■ Aim of the task:
Report how many lines include the word "caja", and nothing besides that number.

■ Data supplied:
-----

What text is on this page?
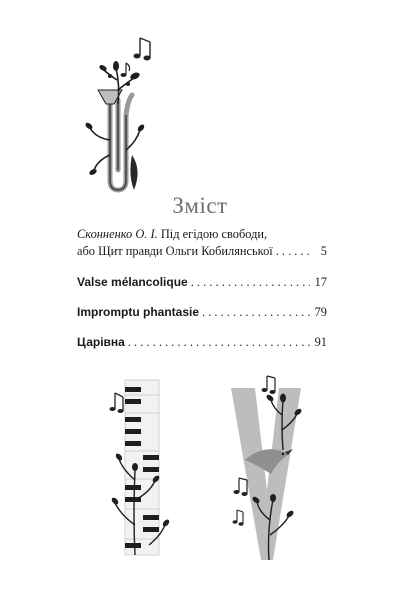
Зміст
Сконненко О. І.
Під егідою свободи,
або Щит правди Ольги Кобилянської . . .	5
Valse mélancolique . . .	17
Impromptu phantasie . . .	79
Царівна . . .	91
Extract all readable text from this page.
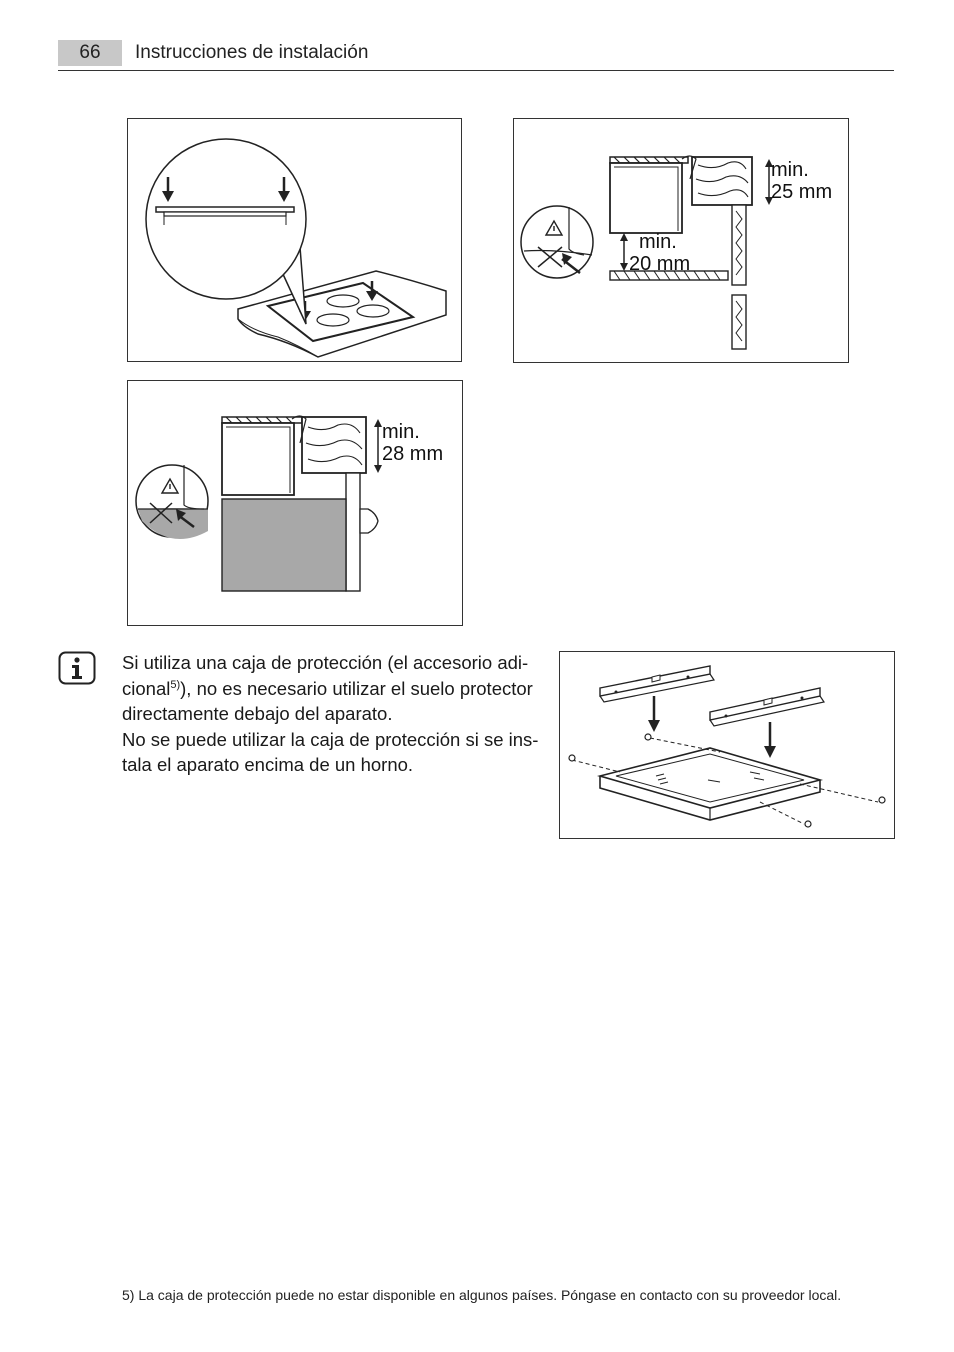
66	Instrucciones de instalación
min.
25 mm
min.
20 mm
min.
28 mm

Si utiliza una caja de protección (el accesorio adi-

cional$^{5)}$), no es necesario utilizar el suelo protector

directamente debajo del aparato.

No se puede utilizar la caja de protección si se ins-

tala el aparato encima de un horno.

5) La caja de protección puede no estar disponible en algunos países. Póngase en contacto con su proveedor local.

-----

■ Expected output:
3